Work out how many lines of the listing hold "object", then state only that count.

Rows from a dataset:
○ ○ ○ ○

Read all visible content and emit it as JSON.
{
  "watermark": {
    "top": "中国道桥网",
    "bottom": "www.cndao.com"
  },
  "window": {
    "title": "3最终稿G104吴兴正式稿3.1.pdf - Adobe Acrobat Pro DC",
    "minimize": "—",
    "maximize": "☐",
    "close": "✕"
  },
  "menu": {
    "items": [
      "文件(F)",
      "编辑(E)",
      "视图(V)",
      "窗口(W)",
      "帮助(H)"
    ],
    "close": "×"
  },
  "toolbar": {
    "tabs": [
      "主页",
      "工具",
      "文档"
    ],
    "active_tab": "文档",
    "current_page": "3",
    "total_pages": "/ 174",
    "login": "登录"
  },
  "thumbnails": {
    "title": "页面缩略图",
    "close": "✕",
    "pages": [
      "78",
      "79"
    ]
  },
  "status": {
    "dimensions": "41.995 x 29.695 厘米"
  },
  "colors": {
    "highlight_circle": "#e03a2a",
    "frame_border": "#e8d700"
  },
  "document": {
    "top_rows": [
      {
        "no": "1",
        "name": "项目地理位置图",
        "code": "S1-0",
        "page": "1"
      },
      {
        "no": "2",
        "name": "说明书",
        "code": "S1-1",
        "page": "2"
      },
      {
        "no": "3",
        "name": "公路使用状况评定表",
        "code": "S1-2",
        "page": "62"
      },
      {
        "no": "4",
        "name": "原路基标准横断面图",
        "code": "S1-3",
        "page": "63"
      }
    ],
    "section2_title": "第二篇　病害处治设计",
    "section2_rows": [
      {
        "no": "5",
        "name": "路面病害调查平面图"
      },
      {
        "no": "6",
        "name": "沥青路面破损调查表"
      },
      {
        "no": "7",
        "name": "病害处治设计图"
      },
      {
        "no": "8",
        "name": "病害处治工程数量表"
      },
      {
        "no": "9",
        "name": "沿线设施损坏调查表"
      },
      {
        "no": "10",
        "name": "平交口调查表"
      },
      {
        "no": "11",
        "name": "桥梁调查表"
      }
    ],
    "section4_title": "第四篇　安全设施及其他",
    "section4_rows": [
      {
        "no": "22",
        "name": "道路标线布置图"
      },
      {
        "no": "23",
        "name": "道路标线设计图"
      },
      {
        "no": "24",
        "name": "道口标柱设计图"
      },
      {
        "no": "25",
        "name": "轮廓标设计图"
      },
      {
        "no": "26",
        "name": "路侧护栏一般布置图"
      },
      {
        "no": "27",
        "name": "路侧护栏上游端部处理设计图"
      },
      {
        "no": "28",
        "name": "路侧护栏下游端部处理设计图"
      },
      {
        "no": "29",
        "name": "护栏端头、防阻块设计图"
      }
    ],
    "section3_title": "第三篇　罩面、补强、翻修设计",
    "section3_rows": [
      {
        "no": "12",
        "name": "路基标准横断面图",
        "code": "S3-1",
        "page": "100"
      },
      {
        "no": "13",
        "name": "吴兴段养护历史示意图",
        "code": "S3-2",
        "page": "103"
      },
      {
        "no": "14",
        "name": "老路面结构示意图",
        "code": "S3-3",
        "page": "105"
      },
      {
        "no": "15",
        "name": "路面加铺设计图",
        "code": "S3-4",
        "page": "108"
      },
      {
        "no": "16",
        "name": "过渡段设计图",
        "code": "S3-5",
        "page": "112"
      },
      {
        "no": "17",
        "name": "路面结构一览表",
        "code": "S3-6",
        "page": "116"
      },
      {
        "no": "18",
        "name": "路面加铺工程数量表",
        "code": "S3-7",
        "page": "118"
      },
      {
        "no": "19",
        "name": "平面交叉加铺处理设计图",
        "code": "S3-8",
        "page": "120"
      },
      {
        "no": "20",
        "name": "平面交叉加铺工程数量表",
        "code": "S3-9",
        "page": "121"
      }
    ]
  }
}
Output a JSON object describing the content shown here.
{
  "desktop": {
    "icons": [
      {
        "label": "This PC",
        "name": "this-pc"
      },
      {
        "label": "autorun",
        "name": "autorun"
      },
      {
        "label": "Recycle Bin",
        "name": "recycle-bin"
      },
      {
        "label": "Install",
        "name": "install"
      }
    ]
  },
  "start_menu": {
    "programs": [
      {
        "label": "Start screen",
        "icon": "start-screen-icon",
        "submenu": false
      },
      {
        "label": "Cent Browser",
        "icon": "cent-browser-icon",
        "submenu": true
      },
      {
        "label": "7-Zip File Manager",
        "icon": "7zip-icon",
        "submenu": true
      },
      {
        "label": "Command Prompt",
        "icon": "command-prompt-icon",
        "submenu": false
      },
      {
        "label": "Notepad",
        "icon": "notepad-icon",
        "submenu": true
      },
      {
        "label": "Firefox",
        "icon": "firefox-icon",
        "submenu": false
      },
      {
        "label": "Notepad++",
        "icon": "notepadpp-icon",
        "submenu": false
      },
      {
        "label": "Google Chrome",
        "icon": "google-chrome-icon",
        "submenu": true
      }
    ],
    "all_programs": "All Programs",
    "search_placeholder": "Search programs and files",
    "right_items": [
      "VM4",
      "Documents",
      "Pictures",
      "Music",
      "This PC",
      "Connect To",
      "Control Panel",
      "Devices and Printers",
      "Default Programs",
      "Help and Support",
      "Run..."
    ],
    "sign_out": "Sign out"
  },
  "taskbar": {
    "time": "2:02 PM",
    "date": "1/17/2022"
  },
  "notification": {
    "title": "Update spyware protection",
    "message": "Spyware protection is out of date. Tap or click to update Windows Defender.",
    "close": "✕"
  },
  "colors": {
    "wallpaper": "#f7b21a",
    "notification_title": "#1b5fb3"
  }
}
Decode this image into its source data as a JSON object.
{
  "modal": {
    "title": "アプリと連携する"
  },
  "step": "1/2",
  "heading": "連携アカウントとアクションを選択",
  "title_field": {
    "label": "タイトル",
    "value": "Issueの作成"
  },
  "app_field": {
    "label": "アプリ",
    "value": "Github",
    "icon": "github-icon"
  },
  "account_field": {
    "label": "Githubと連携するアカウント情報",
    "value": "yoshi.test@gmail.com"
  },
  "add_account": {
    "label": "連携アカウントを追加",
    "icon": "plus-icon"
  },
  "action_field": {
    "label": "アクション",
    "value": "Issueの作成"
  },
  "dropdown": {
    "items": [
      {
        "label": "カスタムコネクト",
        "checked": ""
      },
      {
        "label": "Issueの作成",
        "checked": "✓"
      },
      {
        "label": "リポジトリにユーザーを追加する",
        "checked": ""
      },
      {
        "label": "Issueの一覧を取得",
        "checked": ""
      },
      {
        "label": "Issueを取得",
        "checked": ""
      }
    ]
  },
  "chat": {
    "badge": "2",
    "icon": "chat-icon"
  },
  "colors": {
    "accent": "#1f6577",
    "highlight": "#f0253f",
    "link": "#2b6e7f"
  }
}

○ ○ ○ ○

● **SOLUTION TO THIS TASK**
2